• _SOURCE MATERIAL_:
** start **

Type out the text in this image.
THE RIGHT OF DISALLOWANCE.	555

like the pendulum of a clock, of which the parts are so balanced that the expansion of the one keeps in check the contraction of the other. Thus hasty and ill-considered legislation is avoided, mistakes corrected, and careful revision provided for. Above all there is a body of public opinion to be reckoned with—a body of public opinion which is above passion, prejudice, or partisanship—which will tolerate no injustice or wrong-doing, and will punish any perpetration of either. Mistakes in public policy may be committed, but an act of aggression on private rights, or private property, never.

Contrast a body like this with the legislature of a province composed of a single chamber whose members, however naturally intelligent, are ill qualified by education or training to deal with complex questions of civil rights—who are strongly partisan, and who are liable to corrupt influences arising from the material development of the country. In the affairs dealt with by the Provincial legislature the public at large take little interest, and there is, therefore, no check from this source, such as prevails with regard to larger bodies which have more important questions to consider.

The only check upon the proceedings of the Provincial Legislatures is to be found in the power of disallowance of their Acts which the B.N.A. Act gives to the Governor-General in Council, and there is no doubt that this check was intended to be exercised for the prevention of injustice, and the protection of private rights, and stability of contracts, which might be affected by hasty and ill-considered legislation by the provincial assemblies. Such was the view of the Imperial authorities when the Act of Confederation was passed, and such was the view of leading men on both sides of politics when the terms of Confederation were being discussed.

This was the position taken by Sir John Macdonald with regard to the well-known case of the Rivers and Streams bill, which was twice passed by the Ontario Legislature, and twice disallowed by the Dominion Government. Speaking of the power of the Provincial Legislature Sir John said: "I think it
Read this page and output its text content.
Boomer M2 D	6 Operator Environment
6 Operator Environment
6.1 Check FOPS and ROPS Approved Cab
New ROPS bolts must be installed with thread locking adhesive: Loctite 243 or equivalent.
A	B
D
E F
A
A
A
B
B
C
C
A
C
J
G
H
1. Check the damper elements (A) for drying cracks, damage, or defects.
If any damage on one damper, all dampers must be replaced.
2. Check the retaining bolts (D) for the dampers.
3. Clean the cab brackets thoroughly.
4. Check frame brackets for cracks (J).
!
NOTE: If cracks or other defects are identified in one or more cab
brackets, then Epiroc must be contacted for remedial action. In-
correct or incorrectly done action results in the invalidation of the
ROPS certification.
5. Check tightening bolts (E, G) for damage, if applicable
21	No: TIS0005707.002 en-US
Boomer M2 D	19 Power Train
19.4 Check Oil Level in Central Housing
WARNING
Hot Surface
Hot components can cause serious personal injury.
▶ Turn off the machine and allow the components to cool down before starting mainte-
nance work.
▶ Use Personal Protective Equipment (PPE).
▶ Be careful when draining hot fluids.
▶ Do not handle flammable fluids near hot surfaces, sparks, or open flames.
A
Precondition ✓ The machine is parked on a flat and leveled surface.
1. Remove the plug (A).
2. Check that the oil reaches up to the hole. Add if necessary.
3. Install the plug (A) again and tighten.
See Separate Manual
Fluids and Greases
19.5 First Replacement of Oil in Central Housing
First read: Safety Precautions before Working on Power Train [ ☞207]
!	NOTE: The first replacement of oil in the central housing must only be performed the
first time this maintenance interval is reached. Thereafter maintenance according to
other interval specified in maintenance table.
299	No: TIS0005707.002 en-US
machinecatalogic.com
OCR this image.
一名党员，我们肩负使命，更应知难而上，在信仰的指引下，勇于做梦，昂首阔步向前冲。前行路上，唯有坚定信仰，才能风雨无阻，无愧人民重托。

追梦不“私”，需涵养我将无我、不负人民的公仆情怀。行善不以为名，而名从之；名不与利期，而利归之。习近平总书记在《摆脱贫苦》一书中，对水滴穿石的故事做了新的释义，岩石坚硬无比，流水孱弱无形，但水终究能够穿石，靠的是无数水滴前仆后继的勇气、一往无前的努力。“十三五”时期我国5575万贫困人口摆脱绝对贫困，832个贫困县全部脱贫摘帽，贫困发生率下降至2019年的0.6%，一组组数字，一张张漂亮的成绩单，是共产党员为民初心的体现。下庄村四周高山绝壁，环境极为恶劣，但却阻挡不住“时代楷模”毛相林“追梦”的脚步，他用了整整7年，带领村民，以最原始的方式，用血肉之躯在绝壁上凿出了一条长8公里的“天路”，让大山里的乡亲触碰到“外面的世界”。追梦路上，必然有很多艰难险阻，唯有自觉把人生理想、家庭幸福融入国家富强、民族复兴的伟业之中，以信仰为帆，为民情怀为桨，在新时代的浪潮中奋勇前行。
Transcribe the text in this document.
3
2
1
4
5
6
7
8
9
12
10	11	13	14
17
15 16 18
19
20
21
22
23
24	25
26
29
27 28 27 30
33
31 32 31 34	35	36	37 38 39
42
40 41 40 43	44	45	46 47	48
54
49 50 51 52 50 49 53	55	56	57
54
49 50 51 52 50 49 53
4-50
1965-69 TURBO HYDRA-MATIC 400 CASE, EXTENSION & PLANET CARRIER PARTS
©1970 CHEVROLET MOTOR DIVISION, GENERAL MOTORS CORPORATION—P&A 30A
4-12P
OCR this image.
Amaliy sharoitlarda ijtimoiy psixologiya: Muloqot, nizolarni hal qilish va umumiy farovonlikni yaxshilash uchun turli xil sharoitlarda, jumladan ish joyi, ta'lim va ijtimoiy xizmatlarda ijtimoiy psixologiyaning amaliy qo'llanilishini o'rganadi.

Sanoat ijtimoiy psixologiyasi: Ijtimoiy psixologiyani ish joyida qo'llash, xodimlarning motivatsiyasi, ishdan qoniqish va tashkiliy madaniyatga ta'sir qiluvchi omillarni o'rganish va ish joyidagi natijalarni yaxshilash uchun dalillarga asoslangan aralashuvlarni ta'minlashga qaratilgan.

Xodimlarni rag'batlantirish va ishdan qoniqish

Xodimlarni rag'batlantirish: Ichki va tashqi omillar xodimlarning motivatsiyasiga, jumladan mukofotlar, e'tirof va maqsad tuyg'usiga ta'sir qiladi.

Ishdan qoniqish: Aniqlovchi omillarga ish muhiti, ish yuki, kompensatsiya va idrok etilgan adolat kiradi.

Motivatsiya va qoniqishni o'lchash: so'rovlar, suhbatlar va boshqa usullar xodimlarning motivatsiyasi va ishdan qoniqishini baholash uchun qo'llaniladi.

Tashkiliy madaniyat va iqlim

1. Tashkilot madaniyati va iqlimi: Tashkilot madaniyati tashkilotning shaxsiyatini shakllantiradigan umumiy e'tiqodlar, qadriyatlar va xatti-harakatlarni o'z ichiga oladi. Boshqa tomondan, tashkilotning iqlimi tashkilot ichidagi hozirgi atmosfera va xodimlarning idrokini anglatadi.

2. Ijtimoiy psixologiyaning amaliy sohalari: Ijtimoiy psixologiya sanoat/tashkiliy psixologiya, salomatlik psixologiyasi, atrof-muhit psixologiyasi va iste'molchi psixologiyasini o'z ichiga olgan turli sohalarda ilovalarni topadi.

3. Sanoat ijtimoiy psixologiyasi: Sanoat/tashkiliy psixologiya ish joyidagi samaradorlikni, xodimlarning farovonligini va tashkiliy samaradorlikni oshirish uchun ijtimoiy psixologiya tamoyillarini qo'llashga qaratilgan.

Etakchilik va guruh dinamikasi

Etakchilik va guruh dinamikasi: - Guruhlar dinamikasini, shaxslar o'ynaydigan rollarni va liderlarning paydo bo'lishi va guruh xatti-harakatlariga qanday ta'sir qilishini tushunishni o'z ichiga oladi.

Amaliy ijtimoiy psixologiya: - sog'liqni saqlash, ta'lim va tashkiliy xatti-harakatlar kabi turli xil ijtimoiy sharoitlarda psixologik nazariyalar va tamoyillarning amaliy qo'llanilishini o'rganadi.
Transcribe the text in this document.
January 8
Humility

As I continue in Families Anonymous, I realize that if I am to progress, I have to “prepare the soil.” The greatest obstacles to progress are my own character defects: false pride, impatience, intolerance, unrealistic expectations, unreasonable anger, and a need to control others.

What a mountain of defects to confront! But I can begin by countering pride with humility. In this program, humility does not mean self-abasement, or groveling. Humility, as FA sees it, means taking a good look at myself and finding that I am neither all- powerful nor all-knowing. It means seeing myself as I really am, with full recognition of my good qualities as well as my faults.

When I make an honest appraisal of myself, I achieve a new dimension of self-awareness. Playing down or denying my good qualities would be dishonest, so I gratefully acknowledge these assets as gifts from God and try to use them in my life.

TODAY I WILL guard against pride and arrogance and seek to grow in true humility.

** end **

• _STATED PROBLEM_: Among the entries, how many lines include the word "down"? Answer with a single number and nothing further.

• _WRITTEN REPLY_: 2